» **QUOTED PASSAGE**
* * * * * * * * *

In October Sir H. Davy went abroad with Mr. Faraday.

In May 1815 he came back, and Faraday was re-engaged as the assistant in the laboratory of the Royal Institution. Whilst abroad he had sent as many as seven papers to the Royal Society—on ‘Fluoric Acid Compounds and Hydrogen Acids.’ Two papers on ‘Iodine,’ on ‘Combustion of the Diamond,’ on ‘Ancient Colours,’ on a ‘Solid Compound of Iodine and Oxygen,’ on ‘Hyperoxy-Muriates.’

When he returned he probably intended to make greater discoveries in chemistry during the following ten years than he had made during the fifteen years that he had been at the Institution. He was in the prime of life. He had won the highest rank as an original inquirer. He had a love of research which, in spite of his marriage, his wealth, and ultimately his ill health, never ceased until his early death. He had Faraday as his assistant, and he soon found a subject more fruitful than the composition of nitrogen, which had so long baffled his genius.

Many of the details of his work in the laboratory until his last experiment on the diffusion of gases, in February 1826, are to be found in the ‘Life of Faraday.’ It will be sufficient to give here a statement of the original researches which he communicated to the Royal Society.

* * * * * * * * *

(Layout region records)
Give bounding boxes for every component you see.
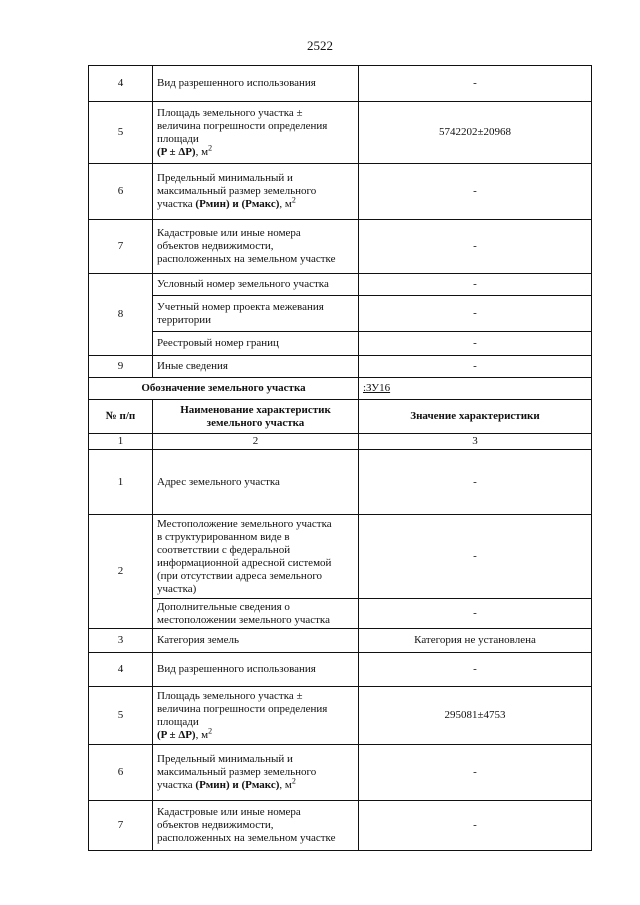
row-number: 8 [89,274,153,356]
characteristic-name: Местоположение земельного участка в структурированном виде в соответствии с федеральной информационной адресной системой (при отсутствии адреса земельного участка) [153,515,359,599]
designation-value: :ЗУ16 [359,378,592,400]
characteristic-name: Адрес земельного участка [153,450,359,515]
table-row [89,801,592,851]
table-row [89,687,592,745]
row-number: 2 [89,515,153,629]
row-number: 4 [89,66,153,102]
characteristic-value: - [359,296,592,332]
designation-row [89,378,592,400]
header-name: Наименование характеристик земельного участка [153,400,359,434]
row-number: 5 [89,102,153,164]
characteristic-name: Вид разрешенного использования [153,653,359,687]
characteristic-value: - [359,220,592,274]
row-number: 4 [89,653,153,687]
characteristic-value: 295081±4753 [359,687,592,745]
table-row [89,274,592,296]
column-numbers-row [89,434,592,450]
page-number: 2522 [307,38,333,53]
table-row [89,356,592,378]
table-row [89,296,592,332]
table-row [89,164,592,220]
characteristic-value: - [359,164,592,220]
table-row [89,102,592,164]
characteristic-value: - [359,745,592,801]
row-number: 9 [89,356,153,378]
row-number: 5 [89,687,153,745]
table-row [89,653,592,687]
column-number: 2 [153,434,359,450]
characteristic-value: - [359,66,592,102]
characteristic-value: - [359,274,592,296]
header-number: № п/п [89,400,153,434]
characteristic-value: - [359,801,592,851]
column-number: 1 [89,434,153,450]
characteristic-name: Предельный минимальный и максимальный размер земельного участка (Pмин) и (Pмакс), $м^2$ [153,745,359,801]
row-number: 6 [89,745,153,801]
designation-label: Обозначение земельного участка [89,378,359,400]
table-row [89,745,592,801]
characteristic-value: - [359,515,592,599]
characteristic-value: Категория не установлена [359,629,592,653]
characteristic-name: Учетный номер проекта межевания территории [153,296,359,332]
land-plot-table [88,65,592,851]
characteristic-name: Кадастровые или иные номера объектов недвижимости, расположенных на земельном участке [153,220,359,274]
row-number: 1 [89,450,153,515]
characteristic-value: - [359,450,592,515]
characteristic-name: Реестровый номер границ [153,332,359,356]
header-value: Значение характеристики [359,400,592,434]
header-row [89,400,592,434]
row-number: 3 [89,629,153,653]
characteristic-name: Категория земель [153,629,359,653]
characteristic-value: - [359,356,592,378]
characteristic-name: Иные сведения [153,356,359,378]
table-row [89,599,592,629]
characteristic-name: Площадь земельного участка ± величина погрешности определения площади (P ± ΔP), $м^2$ [153,687,359,745]
column-number: 3 [359,434,592,450]
row-number: 7 [89,220,153,274]
characteristic-value: - [359,653,592,687]
characteristic-name: Условный номер земельного участка [153,274,359,296]
table-row [89,629,592,653]
characteristic-value: - [359,332,592,356]
table-row [89,515,592,599]
characteristic-name: Предельный минимальный и максимальный размер земельного участка (Pмин) и (Pмакс), $м^2$ [153,164,359,220]
characteristic-name: Дополнительные сведения о местоположении земельного участка [153,599,359,629]
table-row [89,332,592,356]
row-number: 7 [89,801,153,851]
characteristic-name: Вид разрешенного использования [153,66,359,102]
characteristic-name: Кадастровые или иные номера объектов недвижимости, расположенных на земельном участке [153,801,359,851]
table-row [89,220,592,274]
characteristic-name: Площадь земельного участка ± величина погрешности определения площади (P ± ΔP), $м^2$ [153,102,359,164]
characteristic-value: 5742202±20968 [359,102,592,164]
table-row [89,66,592,102]
table-row [89,450,592,515]
characteristic-value: - [359,599,592,629]
row-number: 6 [89,164,153,220]
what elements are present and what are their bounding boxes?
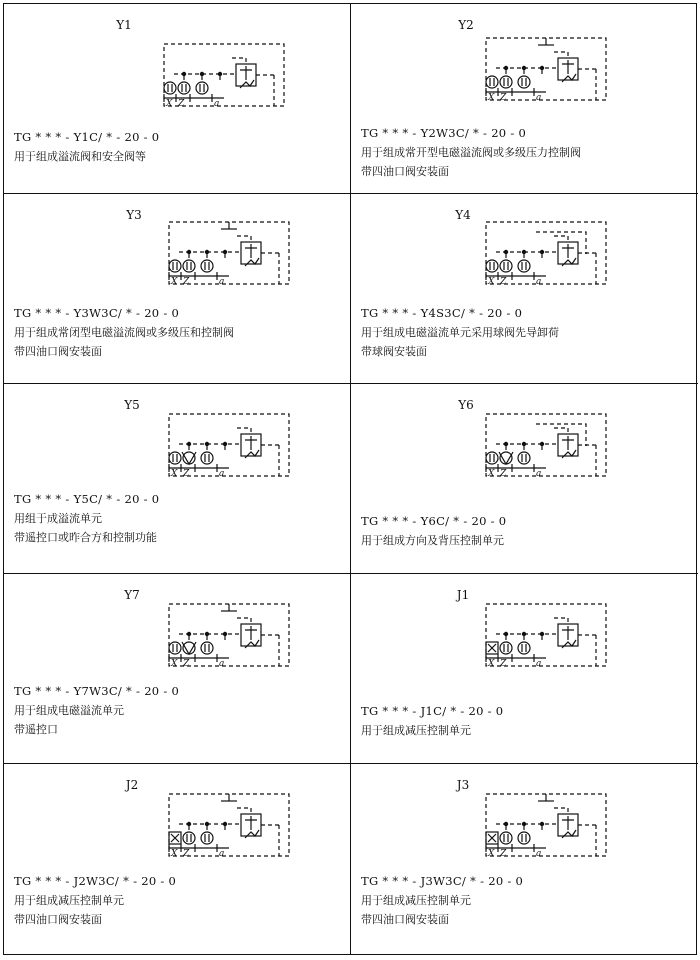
variant-description: [14, 682, 344, 739]
port-z-label: Z: [500, 849, 507, 859]
hydraulic-schematic: [476, 786, 616, 866]
port-a-label: a: [536, 469, 542, 479]
port-a-label: a: [536, 277, 542, 287]
port-z-label: Z: [178, 99, 185, 109]
port-z-label: Z: [183, 469, 190, 479]
variant-grid: [4, 4, 696, 954]
port-z-label: Z: [500, 469, 507, 479]
usage-text: 用组于成溢流单元: [14, 512, 102, 525]
variant-cell-j1: [351, 574, 698, 764]
usage-text: 用于组成方向及背压控制单元: [361, 534, 504, 547]
model-code: TG * * * - Y4S3C/ * - 20 - 0: [361, 306, 523, 320]
hydraulic-schematic: [476, 596, 616, 676]
variant-code: Y7: [124, 588, 140, 602]
variant-code: Y1: [116, 18, 132, 32]
port-z-label: Z: [183, 659, 190, 669]
variant-cell-y7: [4, 574, 351, 764]
hydraulic-schematic: [154, 36, 294, 116]
usage-text: 用于组成常闭型电磁溢流阀或多级压和控制阀: [14, 326, 234, 339]
variant-code: J1: [456, 588, 470, 602]
usage-text: 用于组成减压控制单元: [14, 894, 124, 907]
variant-description: [361, 124, 692, 181]
hydraulic-schematic: [159, 596, 299, 676]
hydraulic-schematic: [476, 30, 616, 110]
port-a-label: a: [536, 849, 542, 859]
variant-description: [14, 872, 344, 929]
hydraulic-schematic: [159, 786, 299, 866]
usage-text: 用于组成溢流阀和安全阀等: [14, 150, 146, 163]
variant-cell-y6: [351, 384, 698, 574]
mounting-text: 带球阀安装面: [361, 345, 427, 358]
variant-cell-j3: [351, 764, 698, 954]
model-code: TG * * * - Y1C/ * - 20 - 0: [14, 130, 160, 144]
port-x-label: X: [488, 469, 495, 479]
port-z-label: Z: [500, 277, 507, 287]
port-a-label: a: [536, 659, 542, 669]
usage-text: 用于组成电磁溢流单元: [14, 704, 124, 717]
variant-description: [361, 702, 692, 740]
port-a-label: a: [219, 469, 225, 479]
hydraulic-schematic: [159, 406, 299, 486]
port-a-label: a: [219, 849, 225, 859]
port-x-label: X: [171, 659, 178, 669]
model-code: TG * * * - J1C/ * - 20 - 0: [361, 704, 504, 718]
model-code: TG * * * - Y5C/ * - 20 - 0: [14, 492, 160, 506]
port-a-label: a: [219, 659, 225, 669]
variant-description: [14, 128, 344, 166]
mounting-text: 带四油口阀安装面: [361, 913, 449, 926]
variant-cell-y3: [4, 194, 351, 384]
model-code: TG * * * - Y3W3C/ * - 20 - 0: [14, 306, 180, 320]
port-z-label: Z: [500, 659, 507, 669]
port-z-label: Z: [183, 277, 190, 287]
port-x-label: X: [488, 277, 495, 287]
model-code: TG * * * - Y6C/ * - 20 - 0: [361, 514, 507, 528]
variant-cell-y5: [4, 384, 351, 574]
variant-code: Y4: [455, 208, 471, 222]
port-x-label: X: [488, 849, 495, 859]
model-code: TG * * * - Y7W3C/ * - 20 - 0: [14, 684, 180, 698]
model-code: TG * * * - J3W3C/ * - 20 - 0: [361, 874, 524, 888]
port-x-label: X: [488, 93, 495, 103]
hydraulic-schematic: [159, 214, 299, 294]
usage-text: 用于组成减压控制单元: [361, 724, 471, 737]
variant-code: J2: [125, 778, 139, 792]
mounting-text: 带四油口阀安装面: [14, 345, 102, 358]
variant-description: [361, 512, 692, 550]
mounting-text: 带四油口阀安装面: [14, 913, 102, 926]
variant-description: [14, 304, 344, 361]
model-code: TG * * * - Y2W3C/ * - 20 - 0: [361, 126, 527, 140]
mounting-text: 带遥控口或昨合方和控制功能: [14, 531, 157, 544]
port-z-label: Z: [500, 93, 507, 103]
variant-cell-y4: [351, 194, 698, 384]
model-code: TG * * * - J2W3C/ * - 20 - 0: [14, 874, 177, 888]
port-x-label: X: [166, 99, 173, 109]
port-a-label: a: [219, 277, 225, 287]
port-x-label: X: [488, 659, 495, 669]
variant-description: [361, 872, 692, 929]
catalog-sheet: [3, 3, 697, 955]
usage-text: 用于组成常开型电磁溢流阀或多级压力控制阀: [361, 146, 581, 159]
hydraulic-schematic: [476, 214, 616, 294]
port-a-label: a: [214, 99, 220, 109]
variant-code: Y3: [126, 208, 142, 222]
variant-code: Y5: [124, 398, 140, 412]
variant-cell-j2: [4, 764, 351, 954]
hydraulic-schematic: [476, 406, 616, 486]
variant-code: Y6: [458, 398, 474, 412]
variant-cell-y2: [351, 4, 698, 194]
port-x-label: X: [171, 849, 178, 859]
mounting-text: 带遥控口: [14, 723, 58, 736]
variant-code: J3: [456, 778, 470, 792]
usage-text: 用于组成电磁溢流单元采用球阀先导卸荷: [361, 326, 559, 339]
port-x-label: X: [171, 277, 178, 287]
variant-description: [14, 490, 344, 547]
variant-cell-y1: [4, 4, 351, 194]
mounting-text: 带四油口阀安装面: [361, 165, 449, 178]
usage-text: 用于组成减压控制单元: [361, 894, 471, 907]
port-x-label: X: [171, 469, 178, 479]
port-z-label: Z: [183, 849, 190, 859]
port-a-label: a: [536, 93, 542, 103]
variant-description: [361, 304, 692, 361]
variant-code: Y2: [458, 18, 474, 32]
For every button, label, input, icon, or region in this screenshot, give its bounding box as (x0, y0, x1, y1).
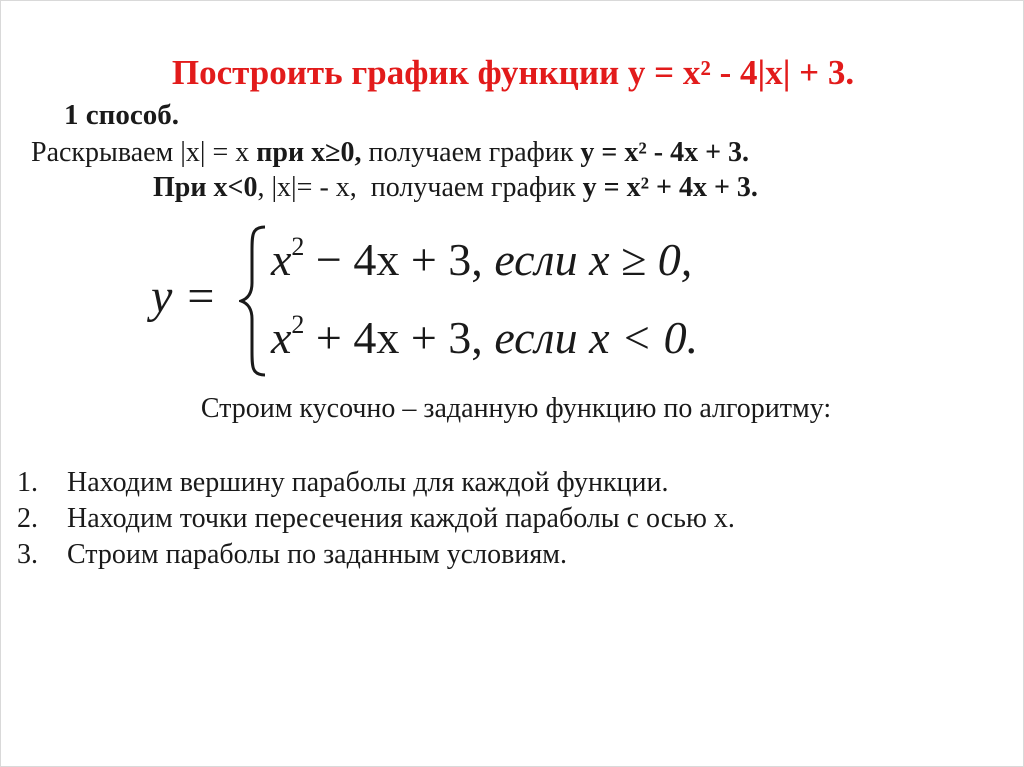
case1-result: у = х² - 4х + 3. (580, 137, 750, 168)
step-item: 3. Строим параболы по заданным условиям. (17, 539, 567, 570)
case1-prefix: Раскрываем |х| = х (31, 137, 257, 168)
formula-line-1: $x^2 - 4x + 3$, если x ≥ 0, (271, 232, 693, 285)
slide-title: Построить график функции у = х² - 4|х| + 3. (171, 53, 855, 92)
case-negative (153, 172, 758, 204)
case1-middle: получаем график (361, 137, 581, 168)
curly-brace-icon (239, 221, 269, 381)
method-heading: 1 способ. (64, 99, 179, 131)
algorithm-intro: Строим кусочно – заданную функцию по алгоритму: (200, 393, 832, 424)
case2-mid2: получаем график (370, 172, 583, 203)
case2-middle: , |х|= - х, (257, 172, 357, 203)
formula-line-2: $x^2 + 4x + 3$, если x < 0. (271, 310, 699, 363)
step-item: 1. Находим вершину параболы для каждой функции. (17, 467, 669, 498)
algorithm-steps (17, 467, 735, 575)
piecewise-formula (151, 221, 791, 381)
step-item: 2. Находим точки пересечения каждой параболы с осью х. (17, 503, 735, 534)
formula-lhs: y = (151, 270, 217, 323)
case2-result: у = х² + 4х + 3. (582, 172, 758, 203)
case-nonnegative (31, 137, 749, 169)
case2-condition: При х<0 (153, 172, 258, 203)
case1-condition: при х≥0, (256, 137, 362, 168)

* * * * * * * * *

» **REQUIREMENTS**
a: Please reproduce the passage on Davy and Faraday between "When he returned" and "baffled his genius.", inclusive.
b: Write the next part of the passage on Davy and Faraday, starting after its last sentence.

» **THE REPLIES**
a:
When he returned he probably intended to make greater discoveries in chemistry during the following ten years than he had made during the fifteen years that he had been at the Institution. He was in the prime of life. He had won the highest rank as an original inquirer. He had a love of research which, in spite of his marriage, his wealth, and ultimately his ill health, never ceased until his early death. He had Faraday as his assistant, and he soon found a subject more fruitful than the composition of nitrogen, which had so long baffled his genius.

b:
In November 1815 and January 1816 his papers on Fire-damp were read. He then worked upon flame, and in January 1817 his researches on flame and his splendid invention of the Davy Lamp were laid before the Royal Society. At this time the popular reputation of Davy reached its climax, and, looking back, we can now see that his life should have ended here; he was then only 38 years old. He was presented with a service of plate as a token of his invaluable invention by the coal owners of the Tyne and Wear. He bequeathed this to the Royal Society for the foundation of a medal, to be given yearly to the chemist who made the greatest discovery. This prize should be looked on as a lasting memorial of the countless lives which Davy and other chemists, by the application of their scientific researches, have preserved.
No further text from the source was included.